- _Instructions for the task_
Omit the pictures from the entries below and retype everything else exactly.

== == ==

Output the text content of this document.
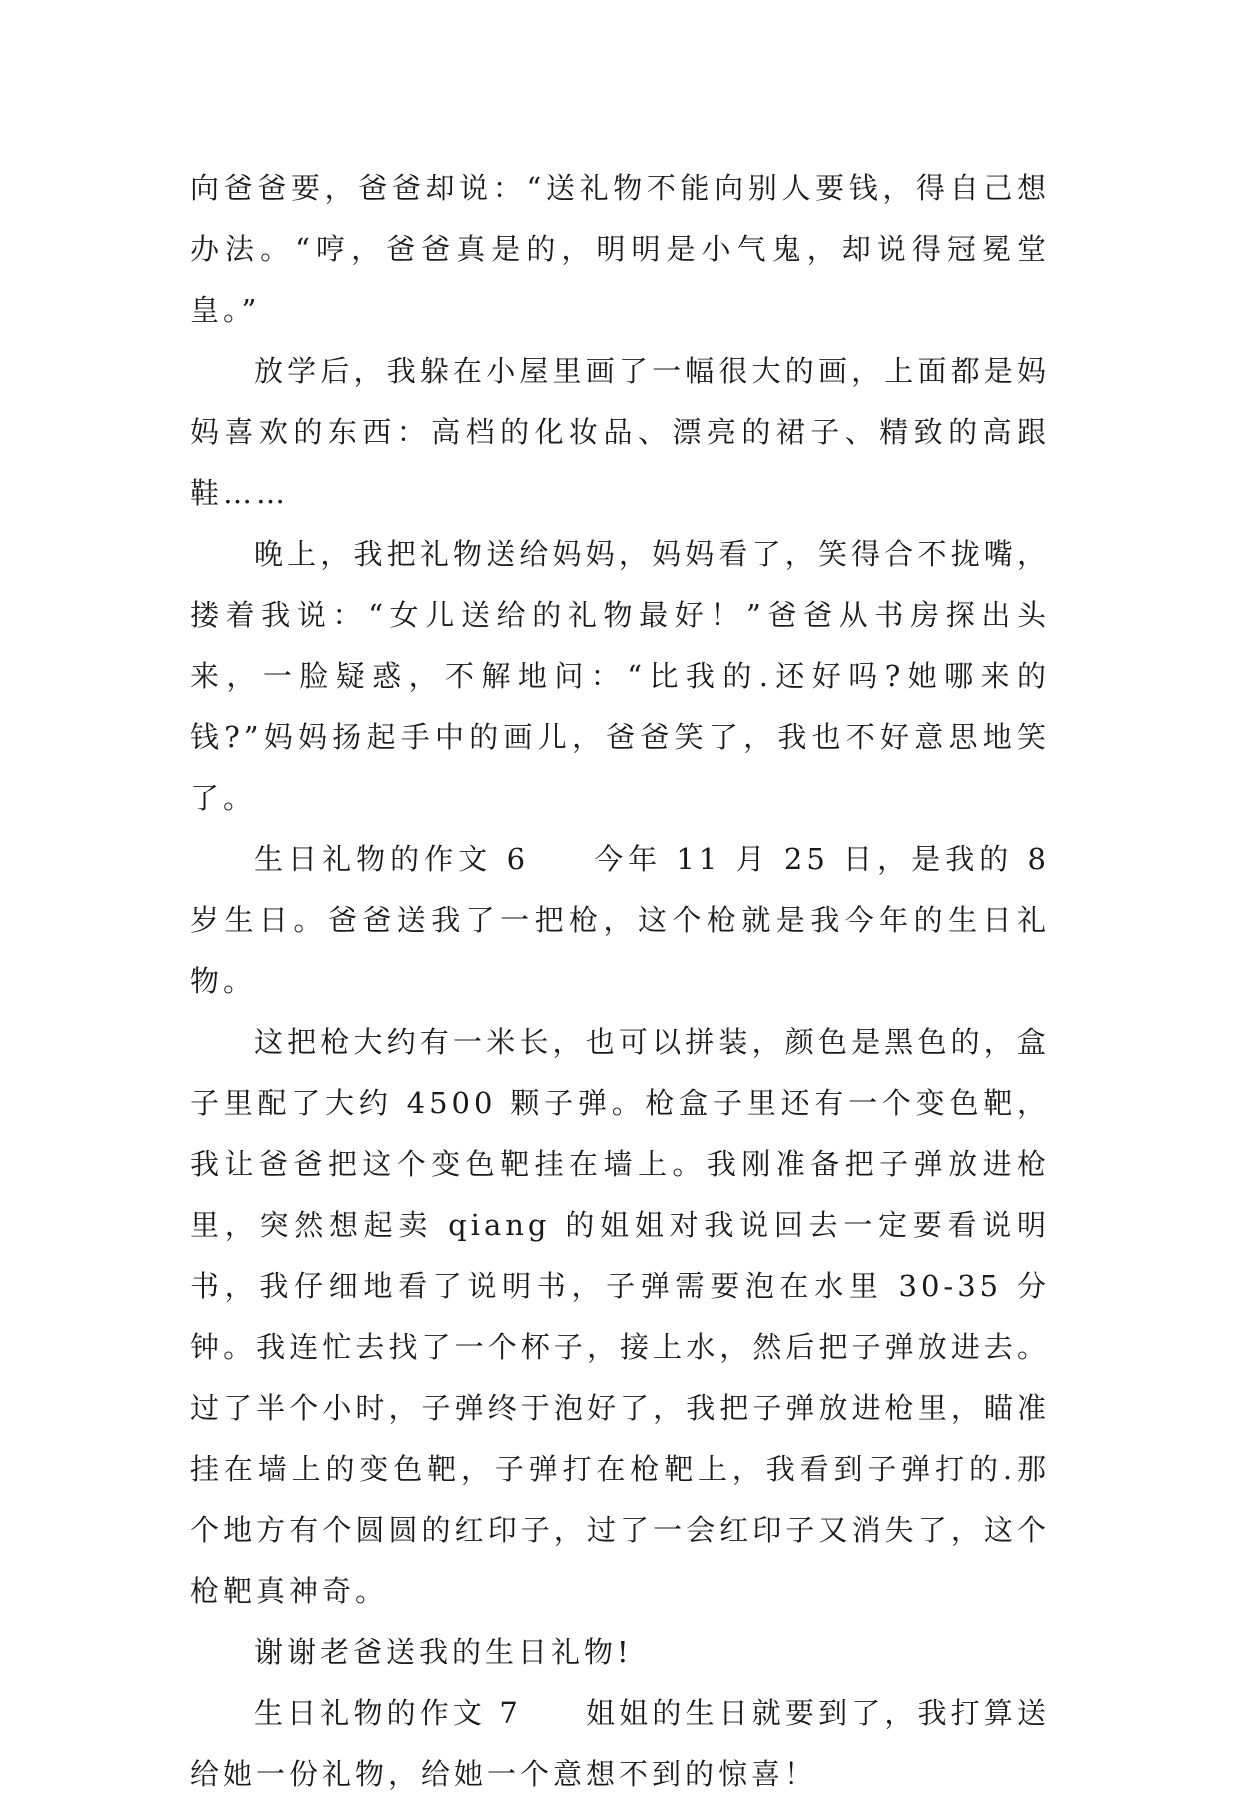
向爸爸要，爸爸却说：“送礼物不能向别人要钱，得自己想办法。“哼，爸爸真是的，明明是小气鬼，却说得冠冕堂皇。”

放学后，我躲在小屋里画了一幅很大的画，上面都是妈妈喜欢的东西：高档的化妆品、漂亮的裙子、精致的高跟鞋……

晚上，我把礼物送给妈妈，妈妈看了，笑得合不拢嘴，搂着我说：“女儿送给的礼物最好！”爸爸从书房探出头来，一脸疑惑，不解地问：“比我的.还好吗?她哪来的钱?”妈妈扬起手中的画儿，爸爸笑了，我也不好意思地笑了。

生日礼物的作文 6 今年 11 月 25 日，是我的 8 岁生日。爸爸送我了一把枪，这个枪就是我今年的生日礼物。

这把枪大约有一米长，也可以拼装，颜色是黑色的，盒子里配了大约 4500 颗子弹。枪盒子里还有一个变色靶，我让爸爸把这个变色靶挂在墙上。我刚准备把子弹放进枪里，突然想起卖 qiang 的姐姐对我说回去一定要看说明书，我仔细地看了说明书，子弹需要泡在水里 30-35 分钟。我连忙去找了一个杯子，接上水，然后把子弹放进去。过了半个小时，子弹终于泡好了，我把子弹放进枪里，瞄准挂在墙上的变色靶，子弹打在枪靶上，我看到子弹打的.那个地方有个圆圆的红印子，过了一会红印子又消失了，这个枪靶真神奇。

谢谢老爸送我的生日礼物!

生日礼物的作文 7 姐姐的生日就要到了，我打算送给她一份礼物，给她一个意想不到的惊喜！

== == ==

- _Reply_
Output the text content of this document.
向爸爸要，爸爸却说：“送礼物不能向别人要钱，得自己想办法。“哼，爸爸真是的，明明是小气鬼，却说得冠冕堂皇。”

放学后，我躲在小屋里画了一幅很大的画，上面都是妈妈喜欢的东西：高档的化妆品、漂亮的裙子、精致的高跟鞋……

晚上，我把礼物送给妈妈，妈妈看了，笑得合不拢嘴，搂着我说：“女儿送给的礼物最好！”爸爸从书房探出头来，一脸疑惑，不解地问：“比我的.还好吗?她哪来的钱?”妈妈扬起手中的画儿，爸爸笑了，我也不好意思地笑了。

生日礼物的作文 6 今年 11 月 25 日，是我的 8 岁生日。爸爸送我了一把枪，这个枪就是我今年的生日礼物。

这把枪大约有一米长，也可以拼装，颜色是黑色的，盒子里配了大约 4500 颗子弹。枪盒子里还有一个变色靶，我让爸爸把这个变色靶挂在墙上。我刚准备把子弹放进枪里，突然想起卖 qiang 的姐姐对我说回去一定要看说明书，我仔细地看了说明书，子弹需要泡在水里 30-35 分钟。我连忙去找了一个杯子，接上水，然后把子弹放进去。过了半个小时，子弹终于泡好了，我把子弹放进枪里，瞄准挂在墙上的变色靶，子弹打在枪靶上，我看到子弹打的.那个地方有个圆圆的红印子，过了一会红印子又消失了，这个枪靶真神奇。

谢谢老爸送我的生日礼物!

生日礼物的作文 7 姐姐的生日就要到了，我打算送给她一份礼物，给她一个意想不到的惊喜！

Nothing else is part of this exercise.